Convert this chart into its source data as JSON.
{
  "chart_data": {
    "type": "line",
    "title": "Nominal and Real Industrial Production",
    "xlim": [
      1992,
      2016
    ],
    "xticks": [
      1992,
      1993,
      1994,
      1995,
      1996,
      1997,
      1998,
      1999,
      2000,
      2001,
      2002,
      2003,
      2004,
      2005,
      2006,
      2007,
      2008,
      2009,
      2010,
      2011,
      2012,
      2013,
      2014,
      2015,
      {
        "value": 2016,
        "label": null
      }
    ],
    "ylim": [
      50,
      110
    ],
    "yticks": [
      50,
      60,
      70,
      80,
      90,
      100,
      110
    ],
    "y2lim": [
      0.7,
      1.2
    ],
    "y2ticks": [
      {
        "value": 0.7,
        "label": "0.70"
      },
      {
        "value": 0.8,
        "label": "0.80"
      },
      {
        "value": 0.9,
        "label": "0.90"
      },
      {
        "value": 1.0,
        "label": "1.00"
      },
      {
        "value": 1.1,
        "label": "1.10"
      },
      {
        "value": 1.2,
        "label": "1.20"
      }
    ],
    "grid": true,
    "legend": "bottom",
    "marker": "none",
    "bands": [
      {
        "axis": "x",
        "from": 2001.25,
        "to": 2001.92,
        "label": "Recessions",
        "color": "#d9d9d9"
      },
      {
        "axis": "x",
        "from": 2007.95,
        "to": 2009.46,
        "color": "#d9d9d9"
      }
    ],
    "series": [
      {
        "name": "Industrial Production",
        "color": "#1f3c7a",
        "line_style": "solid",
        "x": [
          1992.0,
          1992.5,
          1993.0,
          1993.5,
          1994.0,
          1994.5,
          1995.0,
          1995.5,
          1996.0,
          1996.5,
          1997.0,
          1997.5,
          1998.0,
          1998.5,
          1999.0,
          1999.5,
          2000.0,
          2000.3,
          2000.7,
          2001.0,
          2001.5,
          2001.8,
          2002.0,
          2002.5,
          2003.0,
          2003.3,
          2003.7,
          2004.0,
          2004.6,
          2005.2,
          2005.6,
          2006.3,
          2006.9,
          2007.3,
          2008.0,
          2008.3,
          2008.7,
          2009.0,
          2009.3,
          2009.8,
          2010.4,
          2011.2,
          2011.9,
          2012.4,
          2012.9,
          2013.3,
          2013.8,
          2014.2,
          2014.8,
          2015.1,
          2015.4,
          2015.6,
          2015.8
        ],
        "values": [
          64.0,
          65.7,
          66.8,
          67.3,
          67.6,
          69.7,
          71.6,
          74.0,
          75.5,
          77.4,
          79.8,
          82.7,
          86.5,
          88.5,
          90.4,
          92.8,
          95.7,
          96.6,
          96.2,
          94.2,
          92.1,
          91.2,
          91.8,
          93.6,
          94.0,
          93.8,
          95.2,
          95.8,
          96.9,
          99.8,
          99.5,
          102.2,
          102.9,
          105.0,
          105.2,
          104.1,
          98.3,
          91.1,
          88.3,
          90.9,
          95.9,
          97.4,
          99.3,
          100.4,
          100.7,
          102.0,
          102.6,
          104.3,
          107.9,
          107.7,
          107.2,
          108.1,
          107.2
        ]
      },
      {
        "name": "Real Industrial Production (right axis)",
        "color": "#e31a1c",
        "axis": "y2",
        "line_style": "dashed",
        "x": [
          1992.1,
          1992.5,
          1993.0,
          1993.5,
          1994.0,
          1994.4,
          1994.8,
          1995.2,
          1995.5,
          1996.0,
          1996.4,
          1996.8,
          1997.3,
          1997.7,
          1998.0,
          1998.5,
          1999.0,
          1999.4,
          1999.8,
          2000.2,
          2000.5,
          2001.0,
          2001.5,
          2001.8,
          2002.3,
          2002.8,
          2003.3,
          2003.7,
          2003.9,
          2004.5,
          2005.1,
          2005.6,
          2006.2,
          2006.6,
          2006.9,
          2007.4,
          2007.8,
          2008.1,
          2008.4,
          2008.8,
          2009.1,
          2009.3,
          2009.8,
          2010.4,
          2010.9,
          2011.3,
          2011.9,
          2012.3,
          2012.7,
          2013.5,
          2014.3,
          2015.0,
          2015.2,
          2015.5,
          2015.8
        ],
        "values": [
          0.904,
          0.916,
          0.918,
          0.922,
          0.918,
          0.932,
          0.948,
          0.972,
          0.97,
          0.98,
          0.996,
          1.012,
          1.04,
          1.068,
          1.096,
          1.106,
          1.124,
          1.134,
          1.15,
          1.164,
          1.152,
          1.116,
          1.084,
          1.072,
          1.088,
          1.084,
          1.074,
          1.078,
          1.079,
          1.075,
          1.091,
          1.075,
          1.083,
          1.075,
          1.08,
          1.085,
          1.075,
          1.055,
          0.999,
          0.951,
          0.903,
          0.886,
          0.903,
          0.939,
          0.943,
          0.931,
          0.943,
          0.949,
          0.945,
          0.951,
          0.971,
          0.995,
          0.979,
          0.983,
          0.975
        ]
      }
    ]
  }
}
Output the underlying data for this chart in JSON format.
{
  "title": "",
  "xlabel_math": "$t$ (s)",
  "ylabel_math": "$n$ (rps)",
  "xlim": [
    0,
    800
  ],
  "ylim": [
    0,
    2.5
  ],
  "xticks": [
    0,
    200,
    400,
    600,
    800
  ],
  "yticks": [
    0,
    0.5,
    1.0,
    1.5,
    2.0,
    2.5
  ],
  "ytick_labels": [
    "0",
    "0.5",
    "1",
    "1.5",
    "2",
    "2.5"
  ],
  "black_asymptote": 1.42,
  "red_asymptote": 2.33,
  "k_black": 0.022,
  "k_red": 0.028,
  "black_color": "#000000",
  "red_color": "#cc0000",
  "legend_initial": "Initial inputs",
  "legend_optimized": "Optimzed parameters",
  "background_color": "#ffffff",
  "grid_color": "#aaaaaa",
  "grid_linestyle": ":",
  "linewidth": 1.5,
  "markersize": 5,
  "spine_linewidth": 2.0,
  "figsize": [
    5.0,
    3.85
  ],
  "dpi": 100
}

···

GIVEN PROBLEM
Only lines that contain the word "Industrial" are wanted; copy each of them.

COMPLETE ANSWER
    "title": "Nominal and Real Industrial Production",
        "name": "Industrial Production",
        "name": "Real Industrial Production (right axis)",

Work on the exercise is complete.